SOAL TERTULIS A :: Tuliskan ulang tanpa perubahan bagian teks tentang Kabupaten Banggai yang dimulai dari "Sejumlah penelitian di" dan berakhir pada "dihidupi hutan lebat.".

Selasa, 15 September 2015

Satu Perspektif: Wujudkan Zero Disparitas Desa-Kota

Kabar Kobar- Kabupaten Banggai adalah surga bagi investasi. Sejak kelahirannya, tanah Babasal hampir tak pernah padam dari serbuan interest dari luar. Mulai dari kepentingan pada masa perang kerajaan, kepentingan kolonial, orde baru, hingga orde paling baru sekarang ini. Abad 14 yang tercatat atau dipercayai sebagai kelahiran peradaban Babasal yang dihidupi tak pernah sepi dari gejolak. Selain karena hidup diantara ambisi kerajaan tetangga maupun karena surga alamnya yang melimpah.
Kelapa menjadi salah satu komoditi ekspor andalan pada masa kolonial. Tercatat lebih dari delapan gudang konsentrasi yang dikelola koperasi warisan Belanda dan diteruskan pada era Soekarno. Perdagangan kelapa dari Kabupaten Banggai menjadi perangsang pelabuhan moderen di daerah tersebut. Migrasi pekerja lokal, maupun dari luar, termasuk pulau jawa segera membanjiri pasca ledakan booming kelapa yang disusul program transmigrasi pada sekitar tahun 1980-an.

Sejumlah penelitian di masa sekarang menemukan banyak sekali aneka kekayaan alam, mulai dari potensi bahari, mineral serta minyak dan gas bumi. Pada dataran tanah yang landai ditumbuhi aneka khas pertanian mulai dari skala pertanian rumah tangga hingga perkebunan skala komersial. Sementara pada dataran tinggi dihidupi hutan lebat.

Hutan lebat Kabupaten Banggai pada masa lalu menyingkap tabir buldozer yang meraung tanpa hambatan. Tegakan hutan lebat yang berisi pohon berkelas seperti meranti, sengon dan palapi, habis ditebang dan diekonomiskan. Banyak sekali konglomerat tumbuh subur dan kaya raya oleh periode “bisnis kayu’ dan hasil-hasil hutan lainnya. Disusul periode sawitisasi, tambakisasi, dan bisnis skala lahan yang luas lainnya berkembang pesat sejak itu.

DATA ::

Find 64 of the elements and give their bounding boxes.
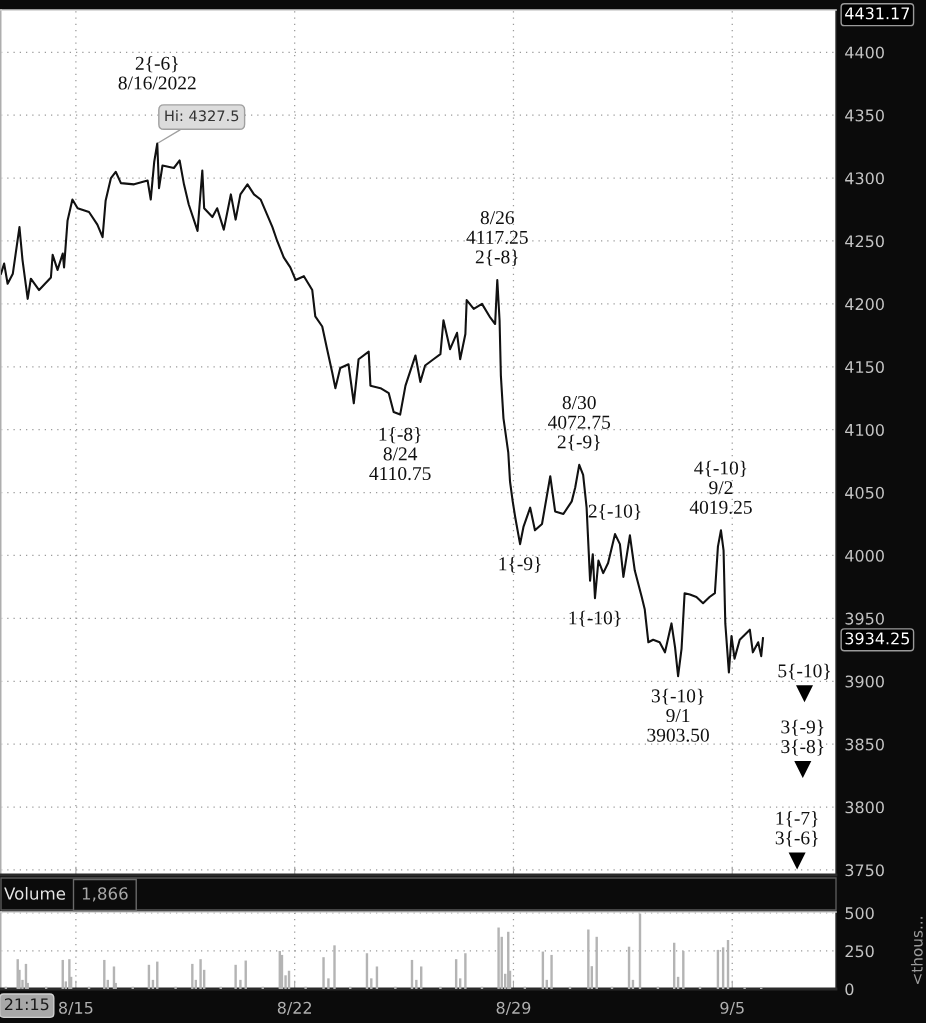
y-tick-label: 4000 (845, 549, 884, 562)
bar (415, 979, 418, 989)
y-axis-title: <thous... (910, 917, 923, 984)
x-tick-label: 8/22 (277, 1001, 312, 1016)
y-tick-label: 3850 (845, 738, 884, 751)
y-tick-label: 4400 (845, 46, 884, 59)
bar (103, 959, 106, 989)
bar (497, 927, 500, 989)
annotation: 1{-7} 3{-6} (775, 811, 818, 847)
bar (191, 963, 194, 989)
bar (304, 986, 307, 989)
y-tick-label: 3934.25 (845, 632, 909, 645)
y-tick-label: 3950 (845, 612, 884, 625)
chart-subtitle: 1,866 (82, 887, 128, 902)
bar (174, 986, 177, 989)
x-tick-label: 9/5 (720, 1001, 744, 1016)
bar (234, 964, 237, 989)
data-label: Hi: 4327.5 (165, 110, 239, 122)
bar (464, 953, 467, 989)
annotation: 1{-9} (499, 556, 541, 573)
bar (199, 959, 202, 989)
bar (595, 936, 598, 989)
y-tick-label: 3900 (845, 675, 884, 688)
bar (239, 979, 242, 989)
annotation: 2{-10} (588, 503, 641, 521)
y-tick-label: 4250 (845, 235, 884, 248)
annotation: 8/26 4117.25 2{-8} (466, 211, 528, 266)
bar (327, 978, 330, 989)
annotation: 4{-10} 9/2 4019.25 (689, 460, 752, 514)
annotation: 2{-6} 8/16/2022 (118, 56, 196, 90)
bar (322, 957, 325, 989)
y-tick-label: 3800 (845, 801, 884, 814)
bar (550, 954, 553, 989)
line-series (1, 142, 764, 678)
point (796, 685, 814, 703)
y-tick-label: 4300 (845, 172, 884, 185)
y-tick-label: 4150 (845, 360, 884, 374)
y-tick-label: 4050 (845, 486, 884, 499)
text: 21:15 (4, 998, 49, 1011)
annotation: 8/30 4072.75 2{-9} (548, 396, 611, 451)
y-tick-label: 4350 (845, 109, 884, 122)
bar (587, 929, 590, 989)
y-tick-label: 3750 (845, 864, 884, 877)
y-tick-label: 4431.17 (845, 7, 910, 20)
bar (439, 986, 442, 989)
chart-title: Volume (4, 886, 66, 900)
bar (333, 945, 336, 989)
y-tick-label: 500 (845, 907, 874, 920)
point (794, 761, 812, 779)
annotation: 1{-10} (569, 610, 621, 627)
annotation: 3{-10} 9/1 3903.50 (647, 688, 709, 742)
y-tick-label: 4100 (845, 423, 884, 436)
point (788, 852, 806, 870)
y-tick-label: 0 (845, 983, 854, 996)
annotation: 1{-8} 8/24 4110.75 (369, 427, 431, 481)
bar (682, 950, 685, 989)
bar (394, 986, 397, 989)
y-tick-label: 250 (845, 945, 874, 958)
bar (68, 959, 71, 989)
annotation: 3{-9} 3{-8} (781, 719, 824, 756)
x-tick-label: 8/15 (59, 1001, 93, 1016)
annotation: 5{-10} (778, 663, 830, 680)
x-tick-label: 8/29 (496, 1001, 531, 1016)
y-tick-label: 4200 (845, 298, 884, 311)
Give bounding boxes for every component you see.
==
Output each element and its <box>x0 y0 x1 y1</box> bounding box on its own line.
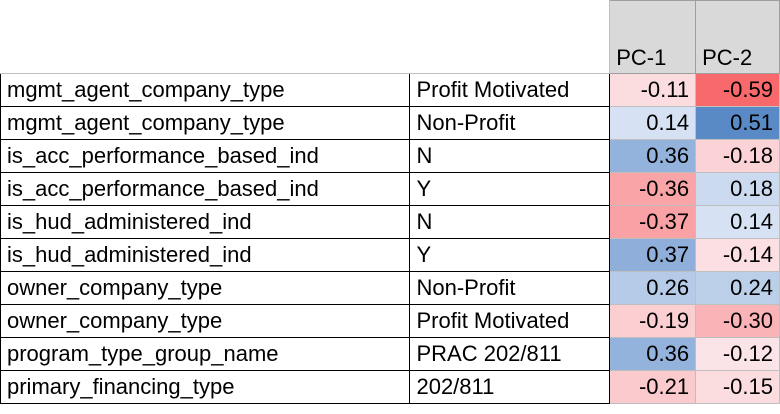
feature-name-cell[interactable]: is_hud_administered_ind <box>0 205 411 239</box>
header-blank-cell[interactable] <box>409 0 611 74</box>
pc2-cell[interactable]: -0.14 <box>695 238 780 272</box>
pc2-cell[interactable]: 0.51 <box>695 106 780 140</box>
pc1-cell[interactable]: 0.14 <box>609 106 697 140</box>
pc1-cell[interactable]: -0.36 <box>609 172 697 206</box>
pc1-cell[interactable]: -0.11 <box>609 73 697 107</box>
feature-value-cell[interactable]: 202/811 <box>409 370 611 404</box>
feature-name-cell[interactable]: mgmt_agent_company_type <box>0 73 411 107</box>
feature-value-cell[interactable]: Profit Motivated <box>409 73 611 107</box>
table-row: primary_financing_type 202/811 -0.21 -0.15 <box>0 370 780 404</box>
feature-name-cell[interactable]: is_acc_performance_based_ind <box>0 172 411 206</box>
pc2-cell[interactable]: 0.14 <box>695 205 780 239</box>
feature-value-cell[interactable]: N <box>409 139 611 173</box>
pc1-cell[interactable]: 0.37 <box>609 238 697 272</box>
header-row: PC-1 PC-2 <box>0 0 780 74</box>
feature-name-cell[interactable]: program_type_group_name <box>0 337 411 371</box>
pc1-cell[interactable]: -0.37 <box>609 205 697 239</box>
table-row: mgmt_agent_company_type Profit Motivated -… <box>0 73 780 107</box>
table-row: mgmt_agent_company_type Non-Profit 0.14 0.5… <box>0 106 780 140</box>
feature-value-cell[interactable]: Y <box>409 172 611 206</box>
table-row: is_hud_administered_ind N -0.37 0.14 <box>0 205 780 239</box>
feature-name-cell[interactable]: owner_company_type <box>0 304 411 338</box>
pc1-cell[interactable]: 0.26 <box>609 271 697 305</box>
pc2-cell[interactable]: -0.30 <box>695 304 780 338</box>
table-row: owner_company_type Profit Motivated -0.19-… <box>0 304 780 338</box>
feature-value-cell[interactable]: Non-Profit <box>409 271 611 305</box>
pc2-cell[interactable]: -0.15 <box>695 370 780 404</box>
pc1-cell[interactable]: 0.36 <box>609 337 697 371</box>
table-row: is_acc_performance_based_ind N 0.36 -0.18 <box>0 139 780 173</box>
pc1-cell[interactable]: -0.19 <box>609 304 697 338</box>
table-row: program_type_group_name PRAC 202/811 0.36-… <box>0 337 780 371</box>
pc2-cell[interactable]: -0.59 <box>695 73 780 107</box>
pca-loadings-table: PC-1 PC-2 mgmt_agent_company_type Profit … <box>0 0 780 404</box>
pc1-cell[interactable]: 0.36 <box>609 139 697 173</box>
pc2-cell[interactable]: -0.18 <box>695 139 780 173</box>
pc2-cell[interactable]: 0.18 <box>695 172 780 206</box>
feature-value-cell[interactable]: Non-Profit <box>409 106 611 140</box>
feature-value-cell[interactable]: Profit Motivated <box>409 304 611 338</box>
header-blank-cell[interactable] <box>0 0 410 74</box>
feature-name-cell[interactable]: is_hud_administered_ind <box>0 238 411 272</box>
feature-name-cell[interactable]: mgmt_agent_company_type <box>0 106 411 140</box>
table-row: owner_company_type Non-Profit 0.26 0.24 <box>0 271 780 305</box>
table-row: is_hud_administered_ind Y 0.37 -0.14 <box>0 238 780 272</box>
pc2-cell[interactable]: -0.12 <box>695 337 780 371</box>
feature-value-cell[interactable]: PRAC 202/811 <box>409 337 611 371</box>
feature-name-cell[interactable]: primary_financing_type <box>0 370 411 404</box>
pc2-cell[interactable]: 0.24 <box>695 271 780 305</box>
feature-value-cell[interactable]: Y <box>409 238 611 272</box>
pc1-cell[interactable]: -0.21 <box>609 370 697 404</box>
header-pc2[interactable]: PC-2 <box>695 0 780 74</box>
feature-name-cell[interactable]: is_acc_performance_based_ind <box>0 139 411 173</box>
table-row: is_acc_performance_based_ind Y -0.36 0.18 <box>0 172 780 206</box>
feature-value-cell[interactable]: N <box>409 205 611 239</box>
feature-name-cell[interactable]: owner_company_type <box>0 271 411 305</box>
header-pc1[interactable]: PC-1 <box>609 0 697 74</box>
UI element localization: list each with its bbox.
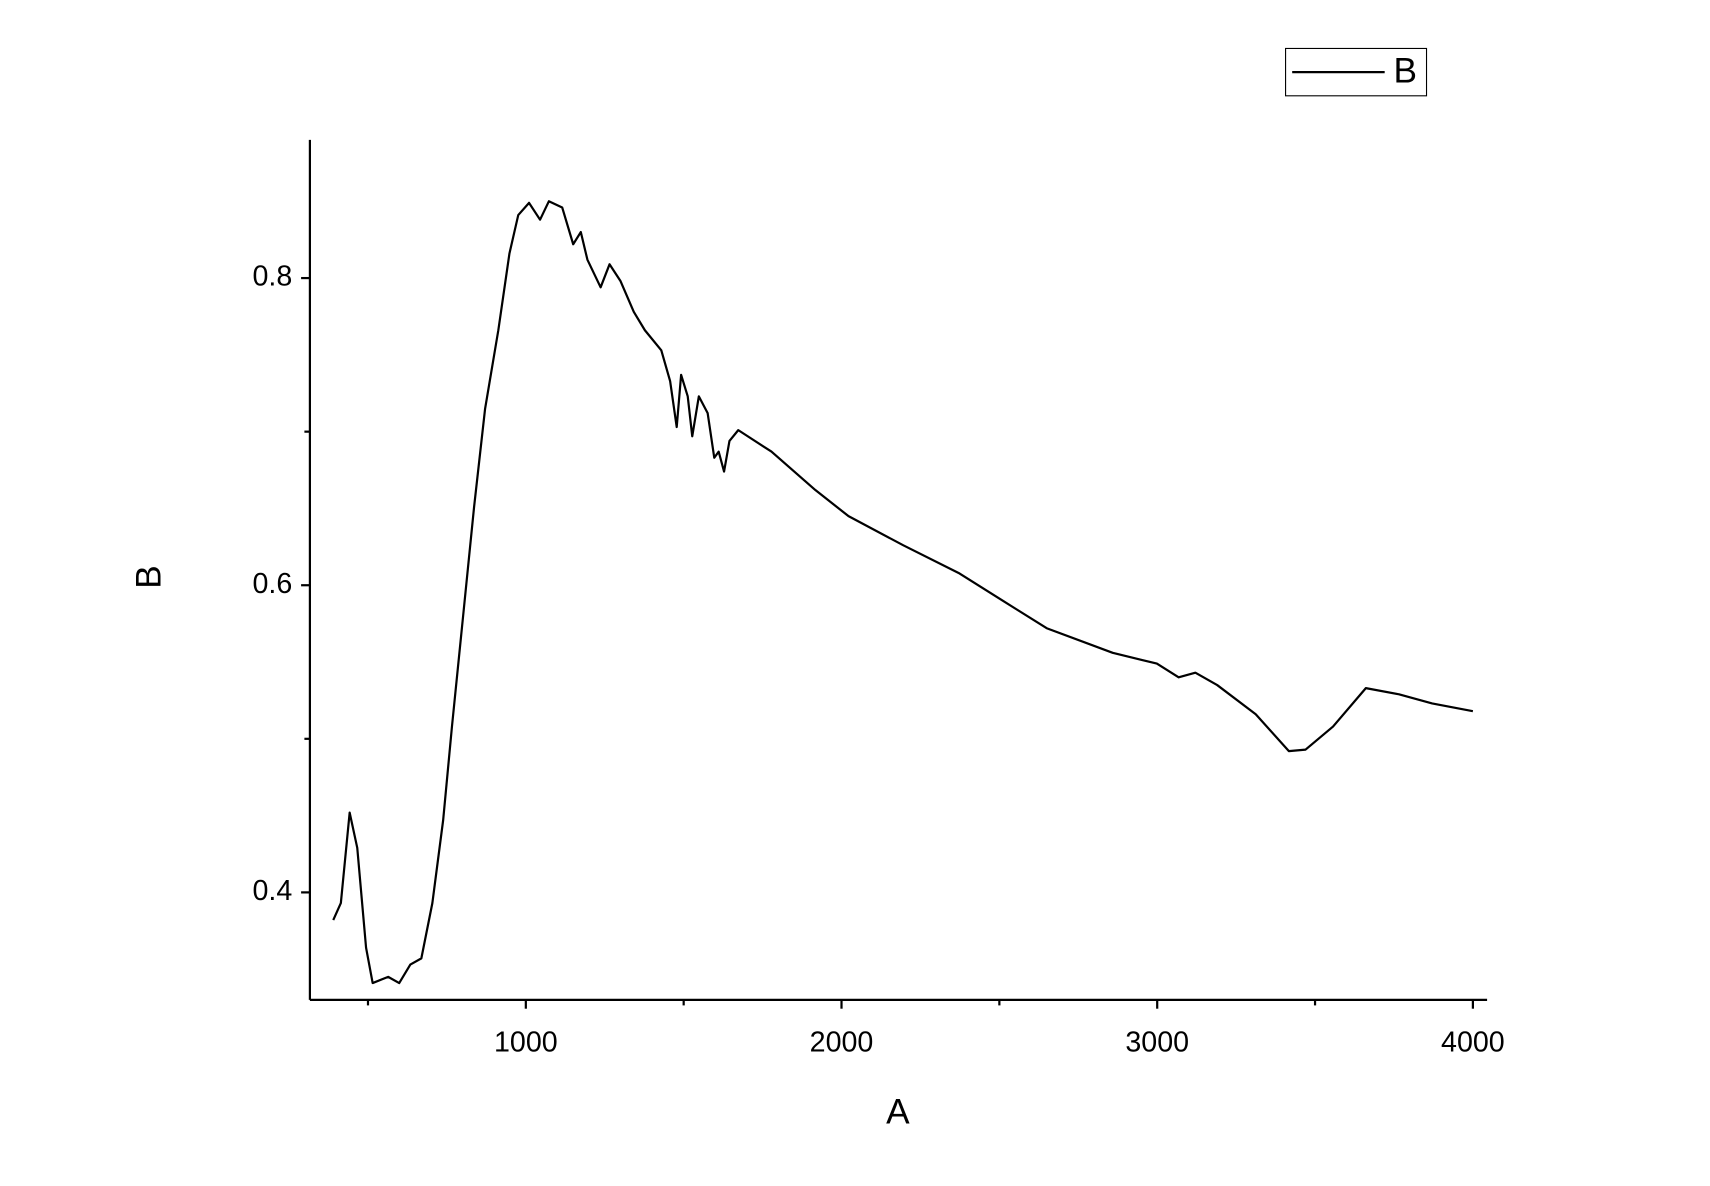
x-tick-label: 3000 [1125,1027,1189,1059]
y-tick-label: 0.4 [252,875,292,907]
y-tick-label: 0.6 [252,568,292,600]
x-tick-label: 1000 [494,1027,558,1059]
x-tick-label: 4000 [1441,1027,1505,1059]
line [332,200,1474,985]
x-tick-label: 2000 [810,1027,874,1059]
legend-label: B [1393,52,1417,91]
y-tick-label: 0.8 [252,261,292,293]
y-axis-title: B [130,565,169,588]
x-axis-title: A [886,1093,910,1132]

SOAL TERTULIS B :: Ubahlah baris-baris catatan mulai dari baris yang memuat "y-tick-label: 4000 (845, 549, 884, 562)" hingga baris yang memuat "bar (103, 959, 106, 989)", kedua baris itu termasuk, menjadi tabel Markdown dengan kolom Nomor dan Baris Catatan. Baris kosong tidak perlu dimasukkan.

JAWABAN BENAR A ::
Sejumlah penelitian di masa sekarang menemukan banyak sekali aneka kekayaan alam, mulai dari potensi bahari, mineral serta minyak dan gas bumi. Pada dataran tanah yang landai ditumbuhi aneka khas pertanian mulai dari skala pertanian rumah tangga hingga perkebunan skala komersial. Sementara pada dataran tinggi dihidupi hutan lebat.

JAWABAN BENAR B ::
| Nomor | Baris Catatan |
|---|---|
| 1 | y-tick-label: 4000 (845, 549, 884, 562) |
| 2 | bar (415, 979, 418, 989) |
| 3 | y-axis-title: <thous... (910, 917, 923, 984) |
| 4 | x-tick-label: 8/22 (277, 1001, 312, 1016) |
| 5 | y-tick-label: 3850 (845, 738, 884, 751) |
| 6 | y-tick-label: 4400 (845, 46, 884, 59) |
| 7 | bar (103, 959, 106, 989) |